- _DIRECTIVE_: Give only a count of the lines that include the string "text".

[start of RECORDS TO PROCESS]

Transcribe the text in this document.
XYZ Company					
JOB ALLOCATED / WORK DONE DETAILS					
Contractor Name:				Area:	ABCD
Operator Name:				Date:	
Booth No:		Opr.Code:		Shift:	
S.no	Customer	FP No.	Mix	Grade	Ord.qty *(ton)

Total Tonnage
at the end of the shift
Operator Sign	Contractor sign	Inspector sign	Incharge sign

[end of RECORDS TO PROCESS]
[start of RECORDS TO PROCESS]

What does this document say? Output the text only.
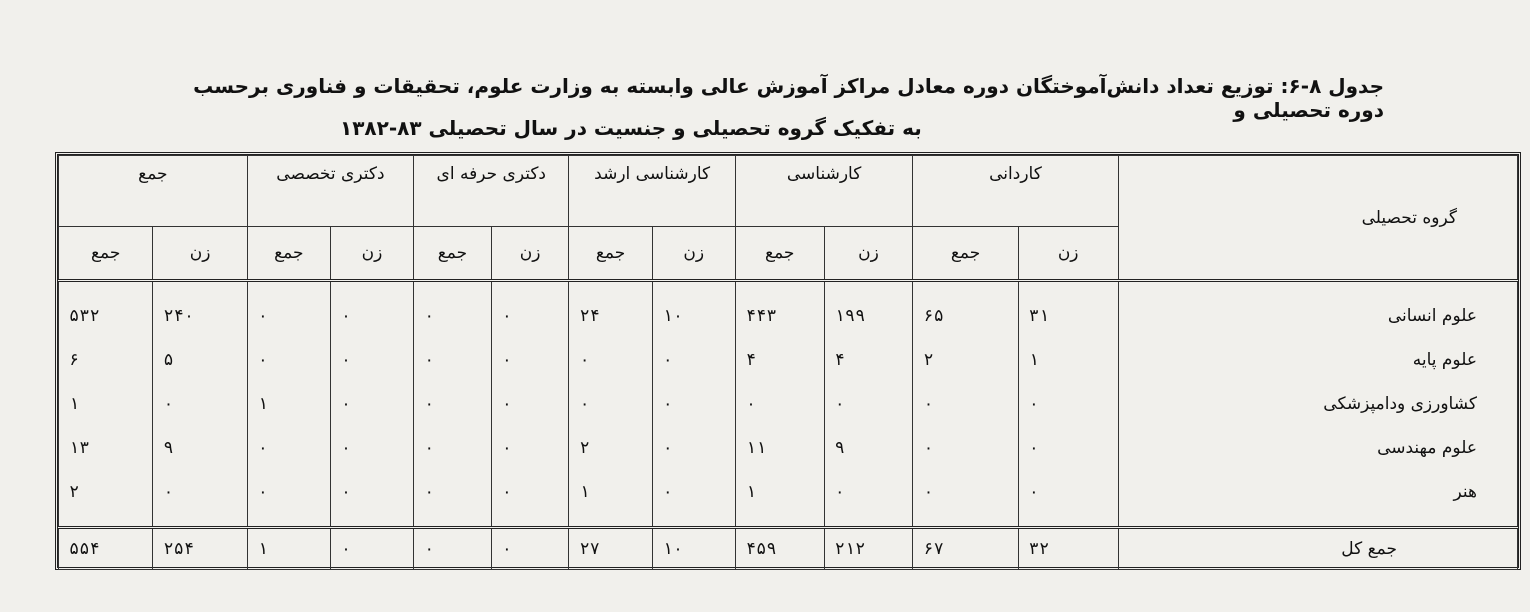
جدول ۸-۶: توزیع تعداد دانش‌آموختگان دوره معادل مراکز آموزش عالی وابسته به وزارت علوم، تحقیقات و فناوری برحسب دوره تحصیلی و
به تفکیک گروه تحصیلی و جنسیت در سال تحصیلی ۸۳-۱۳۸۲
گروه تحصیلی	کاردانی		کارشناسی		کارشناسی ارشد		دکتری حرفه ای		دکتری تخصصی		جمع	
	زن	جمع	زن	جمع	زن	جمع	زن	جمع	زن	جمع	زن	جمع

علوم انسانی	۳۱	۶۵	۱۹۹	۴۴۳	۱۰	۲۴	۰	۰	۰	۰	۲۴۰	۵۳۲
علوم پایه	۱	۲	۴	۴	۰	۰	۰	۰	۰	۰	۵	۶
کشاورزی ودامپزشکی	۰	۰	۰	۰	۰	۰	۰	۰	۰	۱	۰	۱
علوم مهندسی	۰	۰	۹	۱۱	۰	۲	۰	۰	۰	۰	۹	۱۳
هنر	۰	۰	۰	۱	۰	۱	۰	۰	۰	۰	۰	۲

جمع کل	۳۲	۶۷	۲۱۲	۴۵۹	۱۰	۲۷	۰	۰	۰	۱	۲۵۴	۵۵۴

[end of RECORDS TO PROCESS]
[start of RECORDS TO PROCESS]

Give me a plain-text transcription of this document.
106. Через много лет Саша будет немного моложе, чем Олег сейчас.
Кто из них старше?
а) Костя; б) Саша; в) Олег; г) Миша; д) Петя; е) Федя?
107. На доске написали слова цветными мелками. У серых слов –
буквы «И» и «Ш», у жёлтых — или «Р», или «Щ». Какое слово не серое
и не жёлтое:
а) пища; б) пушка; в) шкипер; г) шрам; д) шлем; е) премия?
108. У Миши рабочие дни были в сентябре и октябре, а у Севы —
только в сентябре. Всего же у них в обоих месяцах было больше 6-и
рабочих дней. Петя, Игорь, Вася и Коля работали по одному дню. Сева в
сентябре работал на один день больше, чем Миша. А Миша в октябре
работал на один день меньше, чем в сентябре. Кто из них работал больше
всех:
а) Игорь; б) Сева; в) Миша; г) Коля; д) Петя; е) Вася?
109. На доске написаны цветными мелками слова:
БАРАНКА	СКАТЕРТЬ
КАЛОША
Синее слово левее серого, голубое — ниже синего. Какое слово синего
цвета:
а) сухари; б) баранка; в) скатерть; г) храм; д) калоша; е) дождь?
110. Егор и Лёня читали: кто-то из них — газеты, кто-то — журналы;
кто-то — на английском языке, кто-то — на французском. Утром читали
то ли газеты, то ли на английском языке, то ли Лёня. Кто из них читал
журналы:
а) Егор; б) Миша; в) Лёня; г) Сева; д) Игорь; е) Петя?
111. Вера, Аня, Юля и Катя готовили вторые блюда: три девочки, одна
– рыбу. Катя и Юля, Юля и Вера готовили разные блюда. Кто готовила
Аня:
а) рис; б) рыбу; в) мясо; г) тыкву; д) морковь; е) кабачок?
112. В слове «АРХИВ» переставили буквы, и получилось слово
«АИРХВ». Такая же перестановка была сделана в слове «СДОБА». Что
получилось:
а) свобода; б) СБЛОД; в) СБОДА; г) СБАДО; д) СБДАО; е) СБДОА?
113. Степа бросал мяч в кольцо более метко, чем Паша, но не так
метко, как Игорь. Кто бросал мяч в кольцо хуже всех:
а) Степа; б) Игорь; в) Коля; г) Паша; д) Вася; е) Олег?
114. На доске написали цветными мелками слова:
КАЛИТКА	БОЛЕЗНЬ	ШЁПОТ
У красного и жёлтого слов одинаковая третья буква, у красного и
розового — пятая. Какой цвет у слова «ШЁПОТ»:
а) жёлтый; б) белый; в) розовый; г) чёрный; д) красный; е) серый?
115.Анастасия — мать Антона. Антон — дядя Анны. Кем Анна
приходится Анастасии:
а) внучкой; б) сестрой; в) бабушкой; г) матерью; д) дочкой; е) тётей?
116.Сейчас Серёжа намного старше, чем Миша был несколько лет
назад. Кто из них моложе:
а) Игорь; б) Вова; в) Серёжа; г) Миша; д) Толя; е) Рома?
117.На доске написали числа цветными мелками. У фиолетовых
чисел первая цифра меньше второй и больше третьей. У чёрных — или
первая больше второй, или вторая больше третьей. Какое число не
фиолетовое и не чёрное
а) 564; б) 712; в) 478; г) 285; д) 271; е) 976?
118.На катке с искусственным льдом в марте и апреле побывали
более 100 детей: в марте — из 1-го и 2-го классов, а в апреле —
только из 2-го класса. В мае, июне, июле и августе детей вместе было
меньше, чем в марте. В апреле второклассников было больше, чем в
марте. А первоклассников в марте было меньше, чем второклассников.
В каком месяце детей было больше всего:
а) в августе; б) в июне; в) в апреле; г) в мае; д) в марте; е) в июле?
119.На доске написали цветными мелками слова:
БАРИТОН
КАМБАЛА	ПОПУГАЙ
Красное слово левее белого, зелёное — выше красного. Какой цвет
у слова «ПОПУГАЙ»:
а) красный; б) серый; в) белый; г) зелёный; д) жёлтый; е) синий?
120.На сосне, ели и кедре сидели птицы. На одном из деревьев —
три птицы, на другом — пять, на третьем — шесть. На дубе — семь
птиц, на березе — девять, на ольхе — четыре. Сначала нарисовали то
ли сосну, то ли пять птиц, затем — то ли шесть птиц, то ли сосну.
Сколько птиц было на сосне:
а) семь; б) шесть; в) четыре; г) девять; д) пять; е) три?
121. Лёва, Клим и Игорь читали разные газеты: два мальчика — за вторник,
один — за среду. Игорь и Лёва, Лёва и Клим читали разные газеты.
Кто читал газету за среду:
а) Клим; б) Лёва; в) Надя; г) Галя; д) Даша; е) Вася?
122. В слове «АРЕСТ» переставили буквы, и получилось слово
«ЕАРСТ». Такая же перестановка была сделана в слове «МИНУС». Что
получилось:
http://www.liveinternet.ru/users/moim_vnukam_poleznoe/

[end of RECORDS TO PROCESS]

- _FULL RESPONSE_: 3